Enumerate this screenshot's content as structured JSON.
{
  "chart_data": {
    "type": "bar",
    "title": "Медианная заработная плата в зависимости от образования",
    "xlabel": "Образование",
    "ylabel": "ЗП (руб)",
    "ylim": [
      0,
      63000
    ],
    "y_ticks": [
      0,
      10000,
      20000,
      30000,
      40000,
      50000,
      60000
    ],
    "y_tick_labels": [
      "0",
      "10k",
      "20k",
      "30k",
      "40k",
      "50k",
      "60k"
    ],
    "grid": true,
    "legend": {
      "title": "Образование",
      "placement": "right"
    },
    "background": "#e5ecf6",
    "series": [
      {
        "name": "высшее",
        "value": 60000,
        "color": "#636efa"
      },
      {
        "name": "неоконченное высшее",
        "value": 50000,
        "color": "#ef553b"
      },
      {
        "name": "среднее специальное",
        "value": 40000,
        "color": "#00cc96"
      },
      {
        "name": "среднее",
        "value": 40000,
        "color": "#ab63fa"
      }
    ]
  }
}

--*--

**WHAT YOU NEED TO DO:**
Copy each line that holds the word "color".

**TASK ANSWER:**
        "color": "#636efa"
        "color": "#ef553b"
        "color": "#00cc96"
        "color": "#ab63fa"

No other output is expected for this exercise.